**DIRECTIONS FOR THIS TASK:**
Count every line that has the word "name". Give the number, without anything more.
### SUPPLIED RECORDS ###
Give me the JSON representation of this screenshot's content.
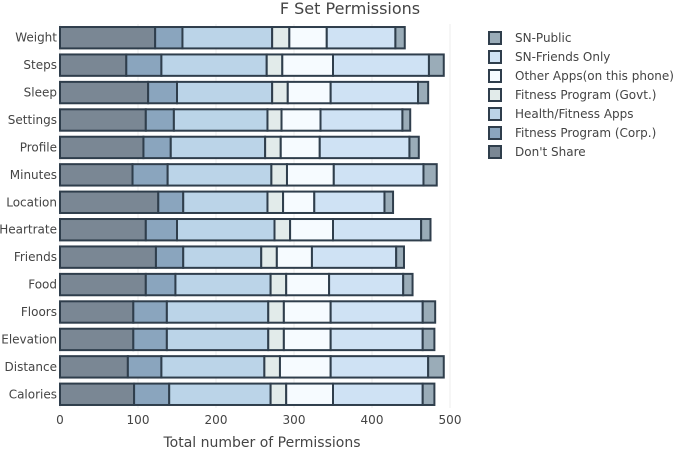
{
  "chart_data": {
    "type": "bar",
    "orientation": "horizontal",
    "stacked": true,
    "title": "F Set Permissions",
    "xlabel": "Total number of Permissions",
    "ylabel": "",
    "xlim": [
      0,
      500
    ],
    "xticks": [
      0,
      100,
      200,
      300,
      400,
      500
    ],
    "grid": true,
    "legend_position": "top-right",
    "categories": [
      "Calories",
      "Distance",
      "Elevation",
      "Floors",
      "Food",
      "Friends",
      "Heartrate",
      "Location",
      "Minutes",
      "Profile",
      "Settings",
      "Sleep",
      "Steps",
      "Weight"
    ],
    "series": [
      {
        "name": "Don't Share",
        "color": "#7a8794",
        "values": [
          95,
          87,
          94,
          94,
          110,
          123,
          110,
          126,
          93,
          107,
          110,
          113,
          85,
          122
        ]
      },
      {
        "name": "Fitness Program (Corp.)",
        "color": "#8aa5be",
        "values": [
          45,
          43,
          43,
          43,
          38,
          35,
          40,
          32,
          45,
          35,
          36,
          37,
          45,
          35
        ]
      },
      {
        "name": "Health/Fitness Apps",
        "color": "#bbd4e8",
        "values": [
          130,
          132,
          130,
          130,
          122,
          100,
          125,
          108,
          133,
          121,
          120,
          122,
          135,
          115
        ]
      },
      {
        "name": "Fitness Program (Govt.)",
        "color": "#e2ebea",
        "values": [
          20,
          20,
          20,
          20,
          20,
          20,
          20,
          20,
          20,
          20,
          18,
          20,
          20,
          22
        ]
      },
      {
        "name": "Other Apps(on this phone)",
        "color": "#f6fbff",
        "values": [
          60,
          65,
          60,
          60,
          55,
          45,
          55,
          40,
          60,
          50,
          50,
          55,
          65,
          48
        ]
      },
      {
        "name": "SN-Friends Only",
        "color": "#cfe2f4",
        "values": [
          115,
          125,
          118,
          118,
          95,
          108,
          113,
          90,
          115,
          115,
          105,
          112,
          123,
          88
        ]
      },
      {
        "name": "SN-Public",
        "color": "#9aacb8",
        "values": [
          15,
          20,
          15,
          16,
          12,
          10,
          12,
          11,
          17,
          12,
          10,
          13,
          19,
          12
        ]
      }
    ]
  }
}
###
**RIGHT ANSWER:**
7